* _Records for the exercise_
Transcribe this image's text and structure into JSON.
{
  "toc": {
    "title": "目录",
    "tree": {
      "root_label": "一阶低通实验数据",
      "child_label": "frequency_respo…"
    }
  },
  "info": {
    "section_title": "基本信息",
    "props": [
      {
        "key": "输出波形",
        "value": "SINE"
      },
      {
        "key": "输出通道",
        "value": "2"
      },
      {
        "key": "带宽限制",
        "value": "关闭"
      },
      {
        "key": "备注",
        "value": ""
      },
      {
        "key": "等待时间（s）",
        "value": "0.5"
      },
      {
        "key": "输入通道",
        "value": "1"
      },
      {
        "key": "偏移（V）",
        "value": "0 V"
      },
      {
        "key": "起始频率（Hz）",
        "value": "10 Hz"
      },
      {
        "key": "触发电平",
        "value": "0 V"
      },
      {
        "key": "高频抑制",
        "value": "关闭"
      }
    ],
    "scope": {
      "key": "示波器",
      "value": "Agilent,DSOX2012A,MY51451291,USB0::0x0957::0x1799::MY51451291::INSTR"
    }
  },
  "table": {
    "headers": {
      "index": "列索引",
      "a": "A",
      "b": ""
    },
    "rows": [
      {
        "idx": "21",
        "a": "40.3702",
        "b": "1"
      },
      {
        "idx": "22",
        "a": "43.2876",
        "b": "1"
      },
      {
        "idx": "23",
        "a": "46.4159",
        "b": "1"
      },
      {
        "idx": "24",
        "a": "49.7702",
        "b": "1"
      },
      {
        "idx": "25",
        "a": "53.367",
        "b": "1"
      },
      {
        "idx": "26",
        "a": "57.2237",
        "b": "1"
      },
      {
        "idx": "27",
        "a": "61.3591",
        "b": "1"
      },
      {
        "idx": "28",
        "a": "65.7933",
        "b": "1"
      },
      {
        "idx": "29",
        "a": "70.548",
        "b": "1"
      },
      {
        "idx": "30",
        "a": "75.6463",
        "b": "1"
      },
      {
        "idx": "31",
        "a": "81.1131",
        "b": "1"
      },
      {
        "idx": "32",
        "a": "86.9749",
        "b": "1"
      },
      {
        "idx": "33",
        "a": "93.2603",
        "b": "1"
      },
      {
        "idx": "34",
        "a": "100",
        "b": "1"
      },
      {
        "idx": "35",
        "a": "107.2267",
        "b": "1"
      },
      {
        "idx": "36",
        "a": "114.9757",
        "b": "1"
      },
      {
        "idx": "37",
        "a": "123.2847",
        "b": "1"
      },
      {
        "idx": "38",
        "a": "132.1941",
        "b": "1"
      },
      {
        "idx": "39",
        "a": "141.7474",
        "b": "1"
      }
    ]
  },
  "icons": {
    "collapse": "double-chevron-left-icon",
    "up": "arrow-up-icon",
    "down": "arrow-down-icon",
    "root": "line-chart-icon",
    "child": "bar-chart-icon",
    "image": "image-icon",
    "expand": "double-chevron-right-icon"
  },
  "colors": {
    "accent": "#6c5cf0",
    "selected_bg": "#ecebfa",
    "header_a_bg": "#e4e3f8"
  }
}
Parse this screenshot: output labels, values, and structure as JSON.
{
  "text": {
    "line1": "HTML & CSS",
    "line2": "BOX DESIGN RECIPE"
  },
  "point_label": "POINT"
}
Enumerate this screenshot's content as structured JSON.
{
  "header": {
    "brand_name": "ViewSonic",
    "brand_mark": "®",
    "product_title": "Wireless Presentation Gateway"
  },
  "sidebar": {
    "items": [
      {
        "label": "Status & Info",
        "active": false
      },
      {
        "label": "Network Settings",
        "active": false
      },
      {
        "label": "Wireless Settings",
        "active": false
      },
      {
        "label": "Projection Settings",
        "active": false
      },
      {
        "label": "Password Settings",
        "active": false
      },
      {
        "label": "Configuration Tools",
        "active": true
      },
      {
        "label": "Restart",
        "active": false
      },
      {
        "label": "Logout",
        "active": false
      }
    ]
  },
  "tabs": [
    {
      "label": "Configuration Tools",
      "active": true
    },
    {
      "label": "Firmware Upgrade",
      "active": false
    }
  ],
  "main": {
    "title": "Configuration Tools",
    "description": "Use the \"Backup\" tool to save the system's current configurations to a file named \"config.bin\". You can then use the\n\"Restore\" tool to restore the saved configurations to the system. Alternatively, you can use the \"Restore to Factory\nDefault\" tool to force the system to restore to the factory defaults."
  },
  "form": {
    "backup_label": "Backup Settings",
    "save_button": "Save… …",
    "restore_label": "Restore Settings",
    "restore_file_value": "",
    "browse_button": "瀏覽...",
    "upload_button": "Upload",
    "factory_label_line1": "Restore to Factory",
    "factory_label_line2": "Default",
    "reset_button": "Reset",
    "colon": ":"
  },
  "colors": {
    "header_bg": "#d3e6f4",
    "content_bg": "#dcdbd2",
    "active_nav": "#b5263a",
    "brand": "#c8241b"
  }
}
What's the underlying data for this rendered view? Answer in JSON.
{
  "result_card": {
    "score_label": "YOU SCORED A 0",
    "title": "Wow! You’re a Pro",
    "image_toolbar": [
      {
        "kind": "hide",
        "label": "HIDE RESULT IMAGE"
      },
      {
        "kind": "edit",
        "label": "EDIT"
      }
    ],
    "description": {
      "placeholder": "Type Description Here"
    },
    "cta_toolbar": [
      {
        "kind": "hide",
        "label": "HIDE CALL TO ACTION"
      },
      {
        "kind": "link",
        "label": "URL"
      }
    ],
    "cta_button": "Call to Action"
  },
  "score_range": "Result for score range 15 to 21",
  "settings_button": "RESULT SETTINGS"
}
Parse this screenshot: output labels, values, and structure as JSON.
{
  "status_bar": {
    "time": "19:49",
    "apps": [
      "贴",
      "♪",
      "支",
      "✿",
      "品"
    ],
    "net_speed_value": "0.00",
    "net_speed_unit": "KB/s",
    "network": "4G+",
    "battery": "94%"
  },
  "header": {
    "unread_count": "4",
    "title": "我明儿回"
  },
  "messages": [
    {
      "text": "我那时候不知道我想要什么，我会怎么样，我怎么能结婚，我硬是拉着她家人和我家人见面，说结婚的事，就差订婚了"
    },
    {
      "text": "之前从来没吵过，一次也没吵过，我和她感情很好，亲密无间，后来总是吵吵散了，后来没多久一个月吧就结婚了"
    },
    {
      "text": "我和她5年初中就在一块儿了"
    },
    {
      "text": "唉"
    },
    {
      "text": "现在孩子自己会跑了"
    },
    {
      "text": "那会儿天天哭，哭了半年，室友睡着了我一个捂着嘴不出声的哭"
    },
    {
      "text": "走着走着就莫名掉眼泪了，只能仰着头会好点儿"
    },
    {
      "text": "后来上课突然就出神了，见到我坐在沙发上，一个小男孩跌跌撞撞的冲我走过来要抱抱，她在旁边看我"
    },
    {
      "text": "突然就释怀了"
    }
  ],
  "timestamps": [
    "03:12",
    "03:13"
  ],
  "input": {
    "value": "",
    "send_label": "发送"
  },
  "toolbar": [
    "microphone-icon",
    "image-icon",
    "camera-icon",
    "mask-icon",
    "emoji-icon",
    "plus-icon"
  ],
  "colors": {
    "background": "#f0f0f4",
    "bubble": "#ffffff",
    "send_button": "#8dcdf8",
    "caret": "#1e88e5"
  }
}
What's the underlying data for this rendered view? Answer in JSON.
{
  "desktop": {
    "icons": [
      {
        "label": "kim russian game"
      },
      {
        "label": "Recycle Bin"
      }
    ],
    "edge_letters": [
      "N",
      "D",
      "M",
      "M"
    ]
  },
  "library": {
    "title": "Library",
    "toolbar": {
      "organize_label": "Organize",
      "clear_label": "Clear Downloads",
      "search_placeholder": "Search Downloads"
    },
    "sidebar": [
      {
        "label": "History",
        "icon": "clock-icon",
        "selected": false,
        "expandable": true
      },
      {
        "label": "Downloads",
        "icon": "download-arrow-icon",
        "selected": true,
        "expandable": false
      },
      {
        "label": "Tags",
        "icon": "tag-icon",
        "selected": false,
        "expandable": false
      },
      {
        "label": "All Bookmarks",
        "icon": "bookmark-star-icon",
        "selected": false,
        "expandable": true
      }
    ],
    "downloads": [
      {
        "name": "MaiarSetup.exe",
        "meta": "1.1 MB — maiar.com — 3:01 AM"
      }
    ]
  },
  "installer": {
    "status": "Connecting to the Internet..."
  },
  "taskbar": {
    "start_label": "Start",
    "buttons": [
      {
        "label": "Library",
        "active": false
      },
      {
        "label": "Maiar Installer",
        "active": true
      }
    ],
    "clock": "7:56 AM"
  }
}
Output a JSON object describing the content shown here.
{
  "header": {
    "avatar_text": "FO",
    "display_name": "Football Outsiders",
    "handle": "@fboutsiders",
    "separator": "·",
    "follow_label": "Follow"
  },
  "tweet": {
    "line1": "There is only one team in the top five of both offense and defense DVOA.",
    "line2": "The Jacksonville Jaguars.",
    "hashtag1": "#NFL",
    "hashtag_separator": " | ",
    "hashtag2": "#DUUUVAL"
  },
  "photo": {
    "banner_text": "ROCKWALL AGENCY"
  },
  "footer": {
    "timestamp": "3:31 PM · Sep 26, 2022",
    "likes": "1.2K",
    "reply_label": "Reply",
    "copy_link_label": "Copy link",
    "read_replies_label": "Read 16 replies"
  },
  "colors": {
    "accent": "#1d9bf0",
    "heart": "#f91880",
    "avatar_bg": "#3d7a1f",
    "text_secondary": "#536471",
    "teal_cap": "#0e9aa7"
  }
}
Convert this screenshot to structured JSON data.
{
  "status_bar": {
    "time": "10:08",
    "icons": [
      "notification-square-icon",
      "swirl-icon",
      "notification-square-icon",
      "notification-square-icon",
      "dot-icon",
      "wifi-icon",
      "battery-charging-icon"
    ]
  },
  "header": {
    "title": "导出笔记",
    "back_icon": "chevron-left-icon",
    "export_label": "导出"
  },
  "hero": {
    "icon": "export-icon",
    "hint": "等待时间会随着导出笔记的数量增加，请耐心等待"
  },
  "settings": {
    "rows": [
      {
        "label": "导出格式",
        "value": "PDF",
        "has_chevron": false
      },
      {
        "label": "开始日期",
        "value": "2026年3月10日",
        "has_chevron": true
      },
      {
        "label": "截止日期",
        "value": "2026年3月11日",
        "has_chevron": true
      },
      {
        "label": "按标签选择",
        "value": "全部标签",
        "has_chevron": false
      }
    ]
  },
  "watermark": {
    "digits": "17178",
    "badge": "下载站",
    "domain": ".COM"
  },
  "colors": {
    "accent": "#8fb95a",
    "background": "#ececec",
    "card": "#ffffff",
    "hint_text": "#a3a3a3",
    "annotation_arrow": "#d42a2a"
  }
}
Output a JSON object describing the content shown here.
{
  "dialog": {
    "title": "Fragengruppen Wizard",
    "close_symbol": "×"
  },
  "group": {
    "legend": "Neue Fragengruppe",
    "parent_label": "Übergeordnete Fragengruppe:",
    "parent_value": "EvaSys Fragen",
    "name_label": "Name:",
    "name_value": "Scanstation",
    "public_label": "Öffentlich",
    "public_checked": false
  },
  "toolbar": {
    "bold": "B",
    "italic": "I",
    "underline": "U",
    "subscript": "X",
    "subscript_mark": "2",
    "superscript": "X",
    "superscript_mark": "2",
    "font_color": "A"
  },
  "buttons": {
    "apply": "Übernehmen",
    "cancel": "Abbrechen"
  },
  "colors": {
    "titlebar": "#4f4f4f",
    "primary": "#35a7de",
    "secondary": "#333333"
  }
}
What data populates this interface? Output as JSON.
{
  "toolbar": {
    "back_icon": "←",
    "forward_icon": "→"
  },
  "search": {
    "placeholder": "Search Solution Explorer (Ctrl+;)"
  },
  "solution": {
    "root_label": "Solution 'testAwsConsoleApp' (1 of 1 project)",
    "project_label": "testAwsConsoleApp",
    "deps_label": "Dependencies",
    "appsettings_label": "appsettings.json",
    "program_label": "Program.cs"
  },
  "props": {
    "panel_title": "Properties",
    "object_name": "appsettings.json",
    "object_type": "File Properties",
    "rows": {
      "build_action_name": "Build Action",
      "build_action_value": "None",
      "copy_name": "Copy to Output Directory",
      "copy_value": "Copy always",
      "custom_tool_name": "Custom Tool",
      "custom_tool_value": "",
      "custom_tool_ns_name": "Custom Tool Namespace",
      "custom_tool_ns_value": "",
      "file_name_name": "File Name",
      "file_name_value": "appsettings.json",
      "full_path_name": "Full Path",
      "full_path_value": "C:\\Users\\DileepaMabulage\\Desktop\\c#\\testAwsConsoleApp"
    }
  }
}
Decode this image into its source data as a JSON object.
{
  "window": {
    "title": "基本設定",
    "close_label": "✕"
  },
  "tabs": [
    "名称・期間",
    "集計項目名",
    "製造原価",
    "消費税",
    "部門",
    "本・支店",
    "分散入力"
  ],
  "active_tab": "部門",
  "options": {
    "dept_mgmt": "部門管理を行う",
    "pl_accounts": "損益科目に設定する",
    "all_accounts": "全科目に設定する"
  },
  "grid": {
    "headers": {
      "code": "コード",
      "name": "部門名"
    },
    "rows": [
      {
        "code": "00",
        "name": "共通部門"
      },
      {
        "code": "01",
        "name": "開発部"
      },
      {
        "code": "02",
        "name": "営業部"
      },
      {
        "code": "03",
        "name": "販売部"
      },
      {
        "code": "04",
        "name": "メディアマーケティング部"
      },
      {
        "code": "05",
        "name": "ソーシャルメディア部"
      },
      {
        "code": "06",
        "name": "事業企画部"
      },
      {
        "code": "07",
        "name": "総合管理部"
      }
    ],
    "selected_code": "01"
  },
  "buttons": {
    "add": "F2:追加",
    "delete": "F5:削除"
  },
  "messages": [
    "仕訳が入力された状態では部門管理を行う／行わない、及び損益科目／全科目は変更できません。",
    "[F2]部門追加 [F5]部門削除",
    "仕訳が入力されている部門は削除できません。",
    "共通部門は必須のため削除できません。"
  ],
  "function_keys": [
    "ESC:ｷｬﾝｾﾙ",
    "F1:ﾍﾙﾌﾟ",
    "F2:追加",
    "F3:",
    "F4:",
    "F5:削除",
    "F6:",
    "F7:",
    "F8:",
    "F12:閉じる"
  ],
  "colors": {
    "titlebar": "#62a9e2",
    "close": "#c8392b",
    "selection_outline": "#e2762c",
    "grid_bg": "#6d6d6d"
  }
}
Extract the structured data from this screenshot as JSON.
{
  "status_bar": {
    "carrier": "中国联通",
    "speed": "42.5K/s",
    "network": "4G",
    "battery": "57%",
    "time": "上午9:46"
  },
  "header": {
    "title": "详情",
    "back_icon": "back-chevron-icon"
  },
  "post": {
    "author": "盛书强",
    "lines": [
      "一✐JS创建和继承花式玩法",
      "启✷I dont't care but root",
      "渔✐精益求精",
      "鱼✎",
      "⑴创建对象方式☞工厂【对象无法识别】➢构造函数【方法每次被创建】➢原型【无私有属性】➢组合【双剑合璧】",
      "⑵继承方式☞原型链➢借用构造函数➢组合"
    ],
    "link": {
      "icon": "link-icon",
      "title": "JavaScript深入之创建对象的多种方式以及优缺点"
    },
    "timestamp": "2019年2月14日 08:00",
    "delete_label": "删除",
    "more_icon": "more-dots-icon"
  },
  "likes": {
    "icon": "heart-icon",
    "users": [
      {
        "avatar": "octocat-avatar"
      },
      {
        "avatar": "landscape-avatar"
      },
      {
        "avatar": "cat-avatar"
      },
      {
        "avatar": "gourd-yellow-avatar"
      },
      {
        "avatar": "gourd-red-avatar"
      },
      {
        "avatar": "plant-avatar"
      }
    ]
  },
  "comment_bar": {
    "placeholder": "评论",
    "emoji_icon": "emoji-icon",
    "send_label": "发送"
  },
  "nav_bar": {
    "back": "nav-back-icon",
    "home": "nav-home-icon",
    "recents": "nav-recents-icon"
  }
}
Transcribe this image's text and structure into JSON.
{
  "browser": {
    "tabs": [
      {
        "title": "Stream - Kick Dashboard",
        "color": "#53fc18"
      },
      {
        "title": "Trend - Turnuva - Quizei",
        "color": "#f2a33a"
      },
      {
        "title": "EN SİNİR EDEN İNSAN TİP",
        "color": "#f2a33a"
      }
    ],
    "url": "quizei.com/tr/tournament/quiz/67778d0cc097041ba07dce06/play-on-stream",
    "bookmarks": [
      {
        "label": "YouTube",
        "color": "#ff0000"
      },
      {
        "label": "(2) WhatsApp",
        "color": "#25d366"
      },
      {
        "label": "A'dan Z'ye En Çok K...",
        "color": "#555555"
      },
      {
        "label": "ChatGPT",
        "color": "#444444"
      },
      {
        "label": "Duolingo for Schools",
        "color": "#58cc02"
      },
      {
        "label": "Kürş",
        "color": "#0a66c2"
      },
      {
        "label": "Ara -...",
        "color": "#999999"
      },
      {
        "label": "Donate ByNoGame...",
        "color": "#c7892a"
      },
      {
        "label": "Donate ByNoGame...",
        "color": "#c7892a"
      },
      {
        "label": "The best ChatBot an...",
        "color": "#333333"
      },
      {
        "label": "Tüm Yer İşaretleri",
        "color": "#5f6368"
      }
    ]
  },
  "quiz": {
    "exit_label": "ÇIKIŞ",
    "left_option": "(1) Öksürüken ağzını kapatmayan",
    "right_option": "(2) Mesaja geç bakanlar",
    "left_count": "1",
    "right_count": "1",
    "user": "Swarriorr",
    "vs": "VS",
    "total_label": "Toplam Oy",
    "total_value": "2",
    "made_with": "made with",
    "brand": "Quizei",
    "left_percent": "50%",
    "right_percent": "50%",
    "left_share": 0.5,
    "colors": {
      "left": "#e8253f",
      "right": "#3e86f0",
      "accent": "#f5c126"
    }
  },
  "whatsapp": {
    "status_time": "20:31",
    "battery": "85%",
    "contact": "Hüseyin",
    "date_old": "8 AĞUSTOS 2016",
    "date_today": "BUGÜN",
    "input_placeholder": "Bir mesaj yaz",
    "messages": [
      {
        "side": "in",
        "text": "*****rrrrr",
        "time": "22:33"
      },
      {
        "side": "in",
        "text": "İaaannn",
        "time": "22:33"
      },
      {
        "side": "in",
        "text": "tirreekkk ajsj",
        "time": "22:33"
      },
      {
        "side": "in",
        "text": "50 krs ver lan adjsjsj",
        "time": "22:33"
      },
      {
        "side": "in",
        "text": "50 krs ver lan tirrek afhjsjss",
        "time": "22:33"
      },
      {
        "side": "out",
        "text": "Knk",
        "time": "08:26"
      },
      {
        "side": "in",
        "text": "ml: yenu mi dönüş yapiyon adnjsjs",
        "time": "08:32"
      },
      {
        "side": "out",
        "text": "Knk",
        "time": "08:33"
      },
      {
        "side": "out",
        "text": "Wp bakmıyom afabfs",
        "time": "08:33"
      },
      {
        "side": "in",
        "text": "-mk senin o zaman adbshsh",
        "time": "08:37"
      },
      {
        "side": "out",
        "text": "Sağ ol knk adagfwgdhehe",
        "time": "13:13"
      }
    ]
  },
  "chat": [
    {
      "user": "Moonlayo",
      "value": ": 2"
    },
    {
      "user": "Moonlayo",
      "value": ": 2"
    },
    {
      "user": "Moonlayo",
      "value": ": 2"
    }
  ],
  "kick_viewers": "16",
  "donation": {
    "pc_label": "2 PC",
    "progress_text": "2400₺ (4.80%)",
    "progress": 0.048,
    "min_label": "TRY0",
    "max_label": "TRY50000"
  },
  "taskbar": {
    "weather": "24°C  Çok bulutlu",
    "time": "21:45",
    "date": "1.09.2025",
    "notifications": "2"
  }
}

* _What this task involves_
Give only the number of lines in the records that contain the string "Properties".

* _Full output_
2